- [What is expected] For the data below, work out how many lines contain the word "Controls" and supply only that number.

- [Supplied information]
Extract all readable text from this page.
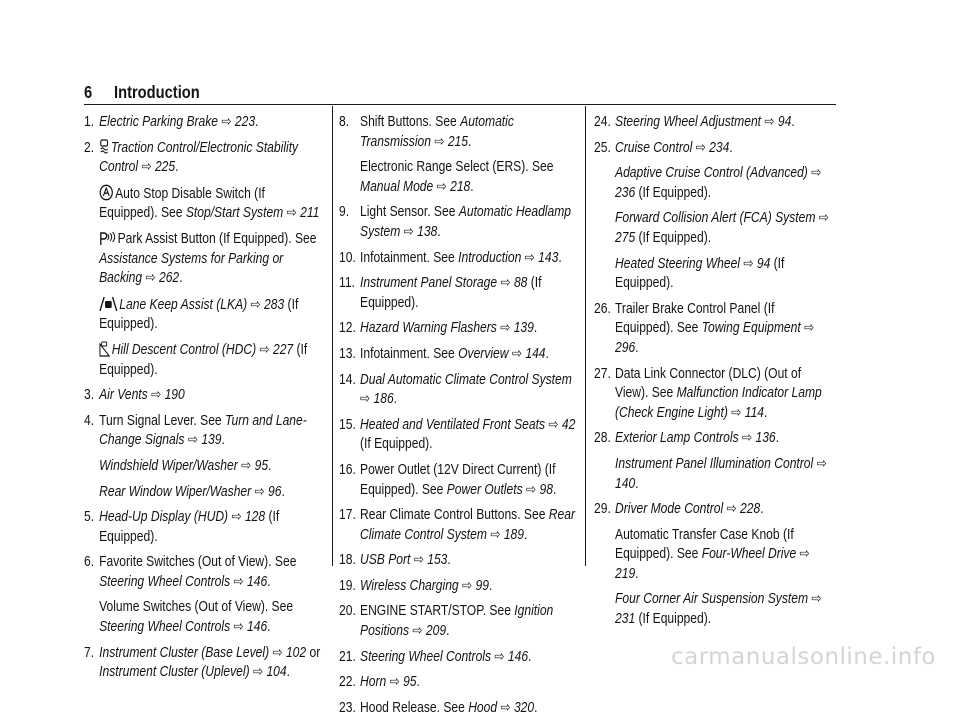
6 Introduction
1. Electric Parking Brake ⇨ 223.
2.	Traction Control/Electronic Stability Control ⇨ 225.
Auto Stop Disable Switch (If Equipped). See Stop/Start System ⇨ 211
Park Assist Button (If Equipped). See Assistance Systems for Parking or Backing ⇨ 262.
Lane Keep Assist (LKA) ⇨ 283 (If Equipped).
Hill Descent Control (HDC) ⇨ 227 (If Equipped).
3. Air Vents ⇨ 190
4. Turn Signal Lever. See Turn and Lane-Change Signals ⇨ 139.
Windshield Wiper/Washer ⇨ 95.
Rear Window Wiper/Washer ⇨ 96.
5. Head-Up Display (HUD) ⇨ 128 (If Equipped).
6. Favorite Switches (Out of View). See Steering Wheel Controls ⇨ 146.
Volume Switches (Out of View). See Steering Wheel Controls ⇨ 146.
7. Instrument Cluster (Base Level) ⇨ 102 or Instrument Cluster (Uplevel) ⇨ 104.
8. Shift Buttons. See Automatic Transmission ⇨ 215.
Electronic Range Select (ERS). See Manual Mode ⇨ 218.
9. Light Sensor. See Automatic Headlamp System ⇨ 138.
10. Infotainment. See Introduction ⇨ 143.
11. Instrument Panel Storage ⇨ 88 (If Equipped).
12. Hazard Warning Flashers ⇨ 139.
13. Infotainment. See Overview ⇨ 144.
14. Dual Automatic Climate Control System ⇨ 186.
15. Heated and Ventilated Front Seats ⇨ 42 (If Equipped).
16. Power Outlet (12V Direct Current) (If Equipped). See Power Outlets ⇨ 98.
17. Rear Climate Control Buttons. See Rear Climate Control System ⇨ 189.
18. USB Port ⇨ 153.
19. Wireless Charging ⇨ 99.
20. ENGINE START/STOP. See Ignition Positions ⇨ 209.
21. Steering Wheel Controls ⇨ 146.
22. Horn ⇨ 95.
23. Hood Release. See Hood ⇨ 320.
24. Steering Wheel Adjustment ⇨ 94.
25. Cruise Control ⇨ 234.
Adaptive Cruise Control (Advanced) ⇨ 236 (If Equipped).
Forward Collision Alert (FCA) System ⇨ 275 (If Equipped).
Heated Steering Wheel ⇨ 94 (If Equipped).
26. Trailer Brake Control Panel (If Equipped). See Towing Equipment ⇨ 296.
27. Data Link Connector (DLC) (Out of View). See Malfunction Indicator Lamp (Check Engine Light) ⇨ 114.
28. Exterior Lamp Controls ⇨ 136.
Instrument Panel Illumination Control ⇨ 140.
29. Driver Mode Control ⇨ 228.
Automatic Transfer Case Knob (If Equipped). See Four-Wheel Drive ⇨ 219.
Four Corner Air Suspension System ⇨ 231 (If Equipped).
carmanualsonline.info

- [Reply] 4